WHAT THE EXERCISE ASKS:
Images should be left out, and everything else in the listing reproduced exactly.

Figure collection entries
★ ★ ★ ★ ★
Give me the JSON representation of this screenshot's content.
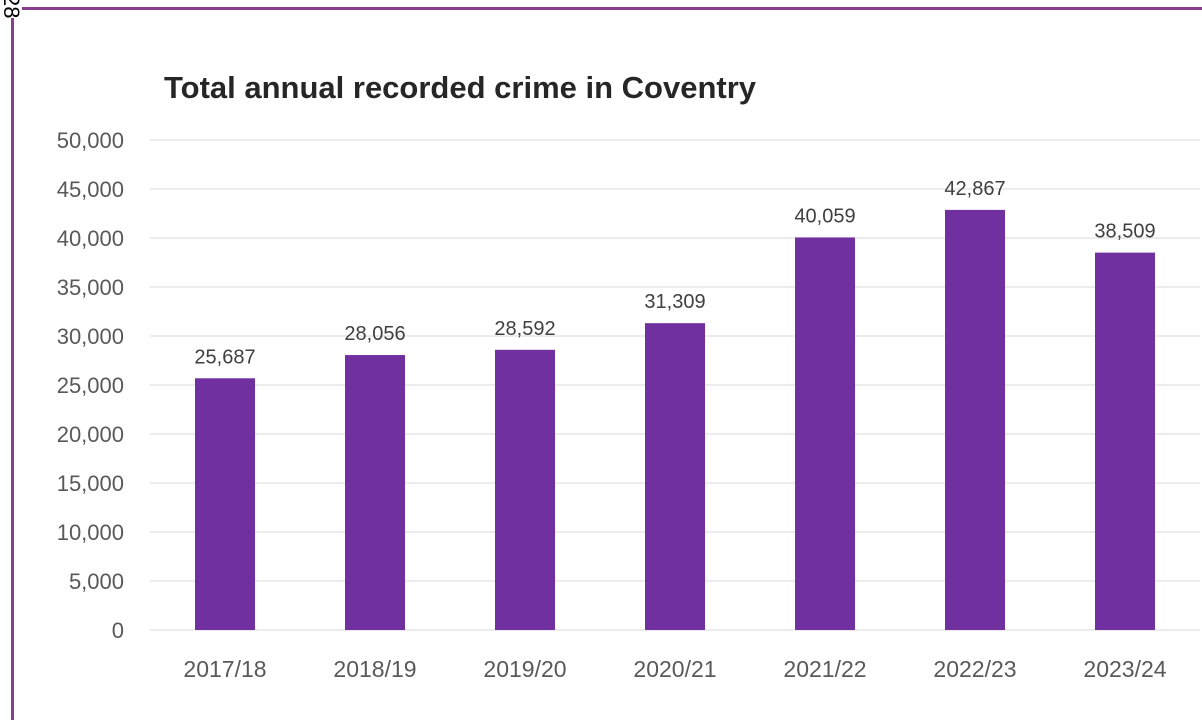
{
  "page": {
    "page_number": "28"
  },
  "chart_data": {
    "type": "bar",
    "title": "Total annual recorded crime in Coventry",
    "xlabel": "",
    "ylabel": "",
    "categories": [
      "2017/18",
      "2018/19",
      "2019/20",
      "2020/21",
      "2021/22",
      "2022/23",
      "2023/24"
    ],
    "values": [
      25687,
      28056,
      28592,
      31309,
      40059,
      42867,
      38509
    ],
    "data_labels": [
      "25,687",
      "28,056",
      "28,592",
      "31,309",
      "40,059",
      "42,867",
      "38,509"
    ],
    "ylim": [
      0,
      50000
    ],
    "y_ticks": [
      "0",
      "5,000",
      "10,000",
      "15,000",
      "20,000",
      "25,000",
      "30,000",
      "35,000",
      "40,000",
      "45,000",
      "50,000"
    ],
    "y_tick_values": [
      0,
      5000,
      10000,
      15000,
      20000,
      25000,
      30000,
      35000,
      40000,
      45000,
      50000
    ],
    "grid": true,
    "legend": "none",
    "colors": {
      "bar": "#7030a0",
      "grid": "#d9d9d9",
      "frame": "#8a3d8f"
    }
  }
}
★ ★ ★ ★ ★
SOLUTION TO THIS EXERCISE:
Give me the JSON representation of this screenshot's content.
{
  "page": {
    "page_number": "28"
  },
  "chart_data": {
    "type": "bar",
    "title": "Total annual recorded crime in Coventry",
    "xlabel": "",
    "ylabel": "",
    "categories": [
      "2017/18",
      "2018/19",
      "2019/20",
      "2020/21",
      "2021/22",
      "2022/23",
      "2023/24"
    ],
    "values": [
      25687,
      28056,
      28592,
      31309,
      40059,
      42867,
      38509
    ],
    "data_labels": [
      "25,687",
      "28,056",
      "28,592",
      "31,309",
      "40,059",
      "42,867",
      "38,509"
    ],
    "ylim": [
      0,
      50000
    ],
    "y_ticks": [
      "0",
      "5,000",
      "10,000",
      "15,000",
      "20,000",
      "25,000",
      "30,000",
      "35,000",
      "40,000",
      "45,000",
      "50,000"
    ],
    "y_tick_values": [
      0,
      5000,
      10000,
      15000,
      20000,
      25000,
      30000,
      35000,
      40000,
      45000,
      50000
    ],
    "grid": true,
    "legend": "none",
    "colors": {
      "bar": "#7030a0",
      "grid": "#d9d9d9",
      "frame": "#8a3d8f"
    }
  }
}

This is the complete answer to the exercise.